# START OF Data shown

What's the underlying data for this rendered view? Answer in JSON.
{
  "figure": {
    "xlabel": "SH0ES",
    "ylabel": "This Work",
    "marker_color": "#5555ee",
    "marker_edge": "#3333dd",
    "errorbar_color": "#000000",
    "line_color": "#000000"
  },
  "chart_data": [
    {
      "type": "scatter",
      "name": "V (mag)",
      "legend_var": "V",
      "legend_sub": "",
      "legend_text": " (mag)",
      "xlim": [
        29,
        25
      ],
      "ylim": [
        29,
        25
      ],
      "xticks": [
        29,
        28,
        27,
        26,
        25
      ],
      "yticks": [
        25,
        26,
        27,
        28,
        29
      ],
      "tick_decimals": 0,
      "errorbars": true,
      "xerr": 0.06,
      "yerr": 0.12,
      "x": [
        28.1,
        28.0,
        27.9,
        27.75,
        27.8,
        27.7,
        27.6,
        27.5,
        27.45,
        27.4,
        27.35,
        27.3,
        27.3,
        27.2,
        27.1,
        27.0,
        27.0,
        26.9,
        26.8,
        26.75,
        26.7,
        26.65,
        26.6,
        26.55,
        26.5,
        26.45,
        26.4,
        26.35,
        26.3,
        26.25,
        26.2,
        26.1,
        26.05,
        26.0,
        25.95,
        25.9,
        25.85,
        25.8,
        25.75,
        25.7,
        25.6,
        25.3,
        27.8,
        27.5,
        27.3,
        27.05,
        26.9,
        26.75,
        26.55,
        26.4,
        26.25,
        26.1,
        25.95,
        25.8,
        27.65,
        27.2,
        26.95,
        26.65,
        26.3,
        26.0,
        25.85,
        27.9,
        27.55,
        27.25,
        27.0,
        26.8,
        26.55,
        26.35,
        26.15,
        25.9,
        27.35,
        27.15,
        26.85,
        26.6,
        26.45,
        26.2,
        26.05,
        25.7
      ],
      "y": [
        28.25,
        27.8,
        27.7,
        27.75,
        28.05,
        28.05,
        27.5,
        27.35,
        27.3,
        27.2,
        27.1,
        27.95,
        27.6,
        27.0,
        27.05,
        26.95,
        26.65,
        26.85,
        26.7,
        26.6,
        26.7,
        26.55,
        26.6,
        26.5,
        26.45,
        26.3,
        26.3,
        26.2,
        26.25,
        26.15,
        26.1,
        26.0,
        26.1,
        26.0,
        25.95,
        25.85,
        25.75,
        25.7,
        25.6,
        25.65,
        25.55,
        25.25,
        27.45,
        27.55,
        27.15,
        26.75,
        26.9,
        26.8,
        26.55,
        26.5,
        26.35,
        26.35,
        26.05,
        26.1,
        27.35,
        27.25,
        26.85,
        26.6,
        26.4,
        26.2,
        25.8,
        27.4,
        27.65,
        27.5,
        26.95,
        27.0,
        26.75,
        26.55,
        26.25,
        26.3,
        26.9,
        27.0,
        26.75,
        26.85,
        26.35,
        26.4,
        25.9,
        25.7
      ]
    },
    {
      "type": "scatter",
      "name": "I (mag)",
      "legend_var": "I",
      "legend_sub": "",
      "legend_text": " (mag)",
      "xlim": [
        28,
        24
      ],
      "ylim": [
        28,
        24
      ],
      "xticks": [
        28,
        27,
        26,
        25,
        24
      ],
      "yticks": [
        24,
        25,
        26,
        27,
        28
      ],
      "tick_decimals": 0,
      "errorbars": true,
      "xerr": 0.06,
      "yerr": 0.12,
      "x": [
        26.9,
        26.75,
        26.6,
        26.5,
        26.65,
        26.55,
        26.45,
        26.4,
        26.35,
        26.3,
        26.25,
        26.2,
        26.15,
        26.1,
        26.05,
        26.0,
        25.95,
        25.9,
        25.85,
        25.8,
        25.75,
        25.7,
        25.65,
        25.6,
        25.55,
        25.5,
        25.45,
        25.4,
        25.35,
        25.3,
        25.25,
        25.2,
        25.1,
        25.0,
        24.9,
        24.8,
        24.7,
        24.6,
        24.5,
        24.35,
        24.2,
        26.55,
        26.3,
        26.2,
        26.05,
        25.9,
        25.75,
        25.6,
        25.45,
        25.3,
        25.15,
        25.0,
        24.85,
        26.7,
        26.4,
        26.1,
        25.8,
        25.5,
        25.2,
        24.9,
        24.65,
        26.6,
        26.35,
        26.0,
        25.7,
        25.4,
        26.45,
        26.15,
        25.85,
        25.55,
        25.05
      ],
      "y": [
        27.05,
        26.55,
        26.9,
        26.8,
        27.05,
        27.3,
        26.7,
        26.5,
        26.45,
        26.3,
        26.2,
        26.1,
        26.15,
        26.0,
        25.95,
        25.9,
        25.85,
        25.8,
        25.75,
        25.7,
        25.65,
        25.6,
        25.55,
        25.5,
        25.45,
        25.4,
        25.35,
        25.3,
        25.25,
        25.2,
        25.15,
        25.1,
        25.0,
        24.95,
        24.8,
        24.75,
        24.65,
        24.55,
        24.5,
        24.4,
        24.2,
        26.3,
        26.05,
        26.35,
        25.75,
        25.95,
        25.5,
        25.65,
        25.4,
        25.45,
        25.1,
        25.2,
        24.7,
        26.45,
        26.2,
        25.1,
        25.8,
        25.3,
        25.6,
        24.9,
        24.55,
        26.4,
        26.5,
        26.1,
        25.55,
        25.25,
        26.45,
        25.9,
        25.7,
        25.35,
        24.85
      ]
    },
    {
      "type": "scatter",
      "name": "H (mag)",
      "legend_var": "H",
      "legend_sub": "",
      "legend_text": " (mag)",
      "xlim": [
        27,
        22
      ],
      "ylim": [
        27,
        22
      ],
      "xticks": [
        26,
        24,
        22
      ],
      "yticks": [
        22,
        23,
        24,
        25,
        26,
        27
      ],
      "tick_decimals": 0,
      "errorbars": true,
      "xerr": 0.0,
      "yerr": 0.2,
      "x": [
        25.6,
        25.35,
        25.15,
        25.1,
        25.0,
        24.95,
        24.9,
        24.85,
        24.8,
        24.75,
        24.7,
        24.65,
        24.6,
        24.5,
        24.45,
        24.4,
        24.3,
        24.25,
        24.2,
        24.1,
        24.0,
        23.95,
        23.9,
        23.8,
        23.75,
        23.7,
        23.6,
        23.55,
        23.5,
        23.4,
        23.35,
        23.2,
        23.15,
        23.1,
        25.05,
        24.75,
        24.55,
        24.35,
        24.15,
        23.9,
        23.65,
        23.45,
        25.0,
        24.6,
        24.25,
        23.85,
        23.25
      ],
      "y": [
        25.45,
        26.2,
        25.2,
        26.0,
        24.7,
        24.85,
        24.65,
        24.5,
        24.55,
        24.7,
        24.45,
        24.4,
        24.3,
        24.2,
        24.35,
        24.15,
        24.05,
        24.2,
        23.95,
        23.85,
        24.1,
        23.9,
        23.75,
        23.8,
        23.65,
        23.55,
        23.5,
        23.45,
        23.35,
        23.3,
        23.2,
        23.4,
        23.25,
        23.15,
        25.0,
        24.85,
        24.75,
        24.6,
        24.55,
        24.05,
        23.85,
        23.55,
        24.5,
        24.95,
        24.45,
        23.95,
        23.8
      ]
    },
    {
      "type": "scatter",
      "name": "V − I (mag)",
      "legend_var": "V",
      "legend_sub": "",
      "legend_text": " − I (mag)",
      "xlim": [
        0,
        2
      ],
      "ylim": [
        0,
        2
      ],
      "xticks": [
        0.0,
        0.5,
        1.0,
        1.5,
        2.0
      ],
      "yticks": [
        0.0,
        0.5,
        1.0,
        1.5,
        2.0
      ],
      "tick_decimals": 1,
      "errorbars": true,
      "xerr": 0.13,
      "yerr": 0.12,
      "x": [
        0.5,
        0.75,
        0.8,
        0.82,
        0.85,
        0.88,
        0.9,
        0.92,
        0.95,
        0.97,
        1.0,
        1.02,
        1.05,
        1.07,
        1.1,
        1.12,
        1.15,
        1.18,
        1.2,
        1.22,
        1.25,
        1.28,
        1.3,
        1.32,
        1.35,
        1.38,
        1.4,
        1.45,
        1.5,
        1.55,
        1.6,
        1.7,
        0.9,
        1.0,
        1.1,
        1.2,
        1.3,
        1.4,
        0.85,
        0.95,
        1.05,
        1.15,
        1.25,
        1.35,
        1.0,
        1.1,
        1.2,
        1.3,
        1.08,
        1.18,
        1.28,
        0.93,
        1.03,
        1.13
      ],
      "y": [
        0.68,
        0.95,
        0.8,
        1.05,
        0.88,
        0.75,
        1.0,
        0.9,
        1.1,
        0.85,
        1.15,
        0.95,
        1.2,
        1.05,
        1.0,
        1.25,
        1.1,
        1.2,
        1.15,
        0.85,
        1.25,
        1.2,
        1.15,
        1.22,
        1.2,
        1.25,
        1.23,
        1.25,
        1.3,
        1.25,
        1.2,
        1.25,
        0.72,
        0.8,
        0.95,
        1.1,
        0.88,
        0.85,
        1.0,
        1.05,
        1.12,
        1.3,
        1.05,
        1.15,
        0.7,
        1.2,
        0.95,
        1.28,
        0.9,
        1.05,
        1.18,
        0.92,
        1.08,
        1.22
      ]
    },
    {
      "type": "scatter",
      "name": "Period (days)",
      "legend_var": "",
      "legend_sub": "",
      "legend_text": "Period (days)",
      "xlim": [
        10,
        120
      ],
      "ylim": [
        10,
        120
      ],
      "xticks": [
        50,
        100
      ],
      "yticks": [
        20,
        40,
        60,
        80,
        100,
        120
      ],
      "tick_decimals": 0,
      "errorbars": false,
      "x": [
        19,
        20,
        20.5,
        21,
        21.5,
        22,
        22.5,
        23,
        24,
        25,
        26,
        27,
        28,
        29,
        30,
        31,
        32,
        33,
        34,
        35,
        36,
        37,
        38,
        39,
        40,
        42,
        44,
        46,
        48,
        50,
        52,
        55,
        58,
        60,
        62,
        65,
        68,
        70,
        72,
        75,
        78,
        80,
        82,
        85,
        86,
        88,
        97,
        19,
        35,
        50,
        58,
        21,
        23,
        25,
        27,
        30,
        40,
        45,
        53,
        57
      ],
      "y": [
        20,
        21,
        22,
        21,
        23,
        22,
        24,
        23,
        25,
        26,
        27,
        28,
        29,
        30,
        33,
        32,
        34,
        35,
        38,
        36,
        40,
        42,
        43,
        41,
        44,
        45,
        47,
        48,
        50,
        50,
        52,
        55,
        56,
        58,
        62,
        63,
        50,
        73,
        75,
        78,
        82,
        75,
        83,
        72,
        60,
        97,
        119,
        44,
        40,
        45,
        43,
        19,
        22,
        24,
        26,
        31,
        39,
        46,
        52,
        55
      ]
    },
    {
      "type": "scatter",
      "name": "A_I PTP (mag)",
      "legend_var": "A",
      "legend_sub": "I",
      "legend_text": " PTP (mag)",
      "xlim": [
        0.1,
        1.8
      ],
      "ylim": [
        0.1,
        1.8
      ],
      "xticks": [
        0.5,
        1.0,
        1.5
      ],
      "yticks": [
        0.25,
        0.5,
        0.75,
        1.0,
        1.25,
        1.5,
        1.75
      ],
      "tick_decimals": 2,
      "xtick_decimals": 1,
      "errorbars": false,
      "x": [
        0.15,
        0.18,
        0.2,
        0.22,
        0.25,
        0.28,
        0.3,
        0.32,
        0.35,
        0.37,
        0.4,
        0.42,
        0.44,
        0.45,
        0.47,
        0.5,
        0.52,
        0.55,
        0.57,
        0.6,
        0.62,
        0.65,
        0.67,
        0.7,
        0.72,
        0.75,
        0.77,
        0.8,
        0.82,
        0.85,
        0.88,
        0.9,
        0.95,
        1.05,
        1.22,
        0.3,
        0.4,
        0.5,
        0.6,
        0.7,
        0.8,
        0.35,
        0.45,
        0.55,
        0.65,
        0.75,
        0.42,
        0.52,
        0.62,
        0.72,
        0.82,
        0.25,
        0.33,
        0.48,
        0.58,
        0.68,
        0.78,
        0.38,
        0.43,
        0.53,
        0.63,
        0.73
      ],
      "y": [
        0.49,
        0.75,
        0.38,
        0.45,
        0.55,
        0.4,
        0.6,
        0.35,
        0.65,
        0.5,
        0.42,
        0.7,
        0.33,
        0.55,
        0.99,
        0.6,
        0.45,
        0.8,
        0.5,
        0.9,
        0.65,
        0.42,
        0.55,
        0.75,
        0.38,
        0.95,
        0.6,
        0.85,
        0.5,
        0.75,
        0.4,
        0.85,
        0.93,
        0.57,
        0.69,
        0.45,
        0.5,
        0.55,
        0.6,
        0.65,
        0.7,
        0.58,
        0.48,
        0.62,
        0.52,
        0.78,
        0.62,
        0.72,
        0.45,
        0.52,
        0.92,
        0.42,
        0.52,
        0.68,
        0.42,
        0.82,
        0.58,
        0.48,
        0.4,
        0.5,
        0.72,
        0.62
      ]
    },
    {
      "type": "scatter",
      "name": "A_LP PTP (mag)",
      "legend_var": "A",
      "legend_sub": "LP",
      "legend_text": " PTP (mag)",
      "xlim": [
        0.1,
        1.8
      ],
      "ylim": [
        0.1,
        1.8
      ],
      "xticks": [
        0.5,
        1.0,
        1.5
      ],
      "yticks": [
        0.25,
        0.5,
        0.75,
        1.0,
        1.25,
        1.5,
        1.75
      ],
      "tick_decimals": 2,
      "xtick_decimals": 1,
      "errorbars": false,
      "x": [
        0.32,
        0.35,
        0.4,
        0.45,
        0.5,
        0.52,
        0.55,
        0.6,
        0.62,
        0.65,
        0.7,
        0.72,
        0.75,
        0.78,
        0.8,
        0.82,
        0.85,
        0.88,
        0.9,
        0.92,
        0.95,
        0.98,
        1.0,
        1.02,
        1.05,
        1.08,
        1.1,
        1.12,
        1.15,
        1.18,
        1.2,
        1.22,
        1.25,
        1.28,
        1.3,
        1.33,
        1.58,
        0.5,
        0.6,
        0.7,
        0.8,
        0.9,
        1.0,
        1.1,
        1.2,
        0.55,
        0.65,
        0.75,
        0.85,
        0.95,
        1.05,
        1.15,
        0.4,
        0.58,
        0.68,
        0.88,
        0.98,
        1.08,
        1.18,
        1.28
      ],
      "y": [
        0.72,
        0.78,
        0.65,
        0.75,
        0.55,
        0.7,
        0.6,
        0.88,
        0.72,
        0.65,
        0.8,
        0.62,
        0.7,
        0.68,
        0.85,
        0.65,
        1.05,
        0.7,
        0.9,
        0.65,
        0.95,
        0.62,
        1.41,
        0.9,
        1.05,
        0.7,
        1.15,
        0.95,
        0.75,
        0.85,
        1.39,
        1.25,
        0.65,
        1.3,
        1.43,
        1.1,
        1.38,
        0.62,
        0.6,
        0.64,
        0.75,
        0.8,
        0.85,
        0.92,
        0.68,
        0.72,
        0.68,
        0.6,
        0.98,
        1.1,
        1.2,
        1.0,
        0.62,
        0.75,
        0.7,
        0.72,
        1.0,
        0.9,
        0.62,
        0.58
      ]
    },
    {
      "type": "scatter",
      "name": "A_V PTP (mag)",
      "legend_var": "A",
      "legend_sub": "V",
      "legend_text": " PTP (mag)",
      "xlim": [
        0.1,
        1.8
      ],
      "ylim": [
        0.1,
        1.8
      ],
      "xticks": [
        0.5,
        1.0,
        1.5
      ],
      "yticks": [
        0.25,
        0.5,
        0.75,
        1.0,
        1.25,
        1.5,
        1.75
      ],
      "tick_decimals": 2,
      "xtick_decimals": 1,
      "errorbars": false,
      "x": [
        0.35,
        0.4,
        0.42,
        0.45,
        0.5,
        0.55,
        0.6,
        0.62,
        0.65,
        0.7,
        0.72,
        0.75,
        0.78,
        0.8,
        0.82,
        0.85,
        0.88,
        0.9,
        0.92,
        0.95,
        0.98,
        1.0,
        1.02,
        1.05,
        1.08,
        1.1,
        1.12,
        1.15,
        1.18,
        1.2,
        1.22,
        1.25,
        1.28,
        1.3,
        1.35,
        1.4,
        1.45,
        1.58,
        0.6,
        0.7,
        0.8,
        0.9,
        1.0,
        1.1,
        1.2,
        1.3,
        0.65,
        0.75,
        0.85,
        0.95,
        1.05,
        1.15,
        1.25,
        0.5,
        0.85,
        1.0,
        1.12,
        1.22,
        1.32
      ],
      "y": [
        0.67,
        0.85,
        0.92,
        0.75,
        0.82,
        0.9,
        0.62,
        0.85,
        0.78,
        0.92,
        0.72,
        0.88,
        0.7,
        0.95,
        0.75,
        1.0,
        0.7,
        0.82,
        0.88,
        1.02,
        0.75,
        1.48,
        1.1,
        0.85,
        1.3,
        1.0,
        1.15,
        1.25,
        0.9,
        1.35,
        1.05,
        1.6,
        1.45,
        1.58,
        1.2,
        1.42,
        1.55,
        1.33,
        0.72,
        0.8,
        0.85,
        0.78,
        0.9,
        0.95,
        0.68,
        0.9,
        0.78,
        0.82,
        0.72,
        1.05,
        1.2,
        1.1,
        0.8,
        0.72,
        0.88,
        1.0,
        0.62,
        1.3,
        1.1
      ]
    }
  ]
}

# END OF Data shown
# START OF Data shown

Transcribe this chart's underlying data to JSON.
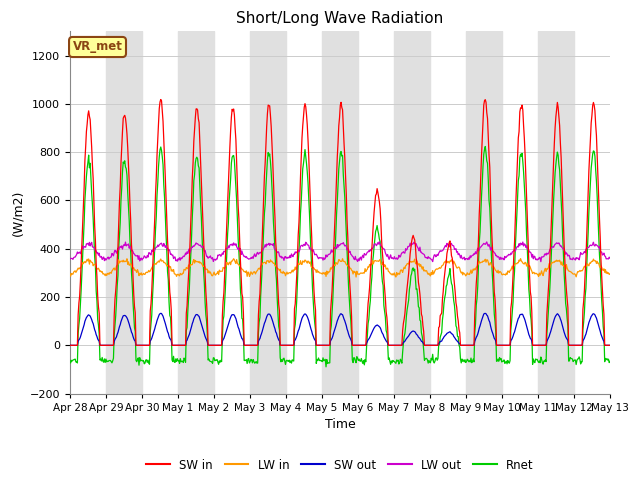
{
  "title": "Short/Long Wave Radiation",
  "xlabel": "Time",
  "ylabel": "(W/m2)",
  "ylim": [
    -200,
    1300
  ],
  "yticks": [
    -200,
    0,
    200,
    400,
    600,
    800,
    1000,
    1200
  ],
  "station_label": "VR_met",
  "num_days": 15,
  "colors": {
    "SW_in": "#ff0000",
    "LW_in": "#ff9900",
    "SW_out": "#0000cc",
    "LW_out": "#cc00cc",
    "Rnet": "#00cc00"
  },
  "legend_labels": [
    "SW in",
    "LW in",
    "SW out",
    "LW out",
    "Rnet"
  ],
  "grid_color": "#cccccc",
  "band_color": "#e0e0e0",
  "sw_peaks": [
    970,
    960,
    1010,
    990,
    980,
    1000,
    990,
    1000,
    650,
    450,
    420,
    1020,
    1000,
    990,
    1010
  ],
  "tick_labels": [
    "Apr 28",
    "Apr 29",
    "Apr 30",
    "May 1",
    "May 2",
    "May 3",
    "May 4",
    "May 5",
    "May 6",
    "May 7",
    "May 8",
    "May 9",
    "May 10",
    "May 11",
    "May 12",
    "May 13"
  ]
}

# END OF Data shown
# START OF Data shown

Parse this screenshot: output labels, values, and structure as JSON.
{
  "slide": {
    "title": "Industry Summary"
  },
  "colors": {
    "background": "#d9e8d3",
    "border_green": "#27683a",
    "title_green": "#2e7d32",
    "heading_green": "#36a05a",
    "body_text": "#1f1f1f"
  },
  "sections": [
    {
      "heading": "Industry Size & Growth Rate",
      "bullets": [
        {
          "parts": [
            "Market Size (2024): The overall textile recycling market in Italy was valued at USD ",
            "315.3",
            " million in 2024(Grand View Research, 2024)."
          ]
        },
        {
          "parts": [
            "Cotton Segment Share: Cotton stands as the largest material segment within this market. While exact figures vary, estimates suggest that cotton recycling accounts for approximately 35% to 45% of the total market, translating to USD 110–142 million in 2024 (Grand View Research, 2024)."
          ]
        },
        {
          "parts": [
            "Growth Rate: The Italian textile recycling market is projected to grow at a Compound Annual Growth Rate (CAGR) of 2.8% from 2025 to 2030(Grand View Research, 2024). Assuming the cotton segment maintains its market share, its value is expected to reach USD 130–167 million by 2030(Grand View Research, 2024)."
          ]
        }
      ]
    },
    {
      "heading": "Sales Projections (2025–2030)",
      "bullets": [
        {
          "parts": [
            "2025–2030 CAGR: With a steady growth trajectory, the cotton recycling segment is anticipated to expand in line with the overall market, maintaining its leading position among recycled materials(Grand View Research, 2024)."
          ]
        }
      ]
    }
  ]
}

# END OF Data shown

* [Stated task]:
Copy each line above that contains the string "cotton".

* [Solution to this problem]:
            "Cotton Segment Share: Cotton stands as the largest material segment within this market. While exact figures vary, estimates suggest that cotton recycling accounts for approximately 35% to 45% of the total market, translating to USD 110–142 million in 2024 (Grand View Research, 2024)."
            "Growth Rate: The Italian textile recycling market is projected to grow at a Compound Annual Growth Rate (CAGR) of 2.8% from 2025 to 2030(Grand View Research, 2024). Assuming the cotton segment maintains its market share, its value is expected to reach USD 130–167 million by 2030(Grand View Research, 2024)."
            "2025–2030 CAGR: With a steady growth trajectory, the cotton recycling segment is anticipated to expand in line with the overall market, maintaining its leading position among recycled materials(Grand View Research, 2024)."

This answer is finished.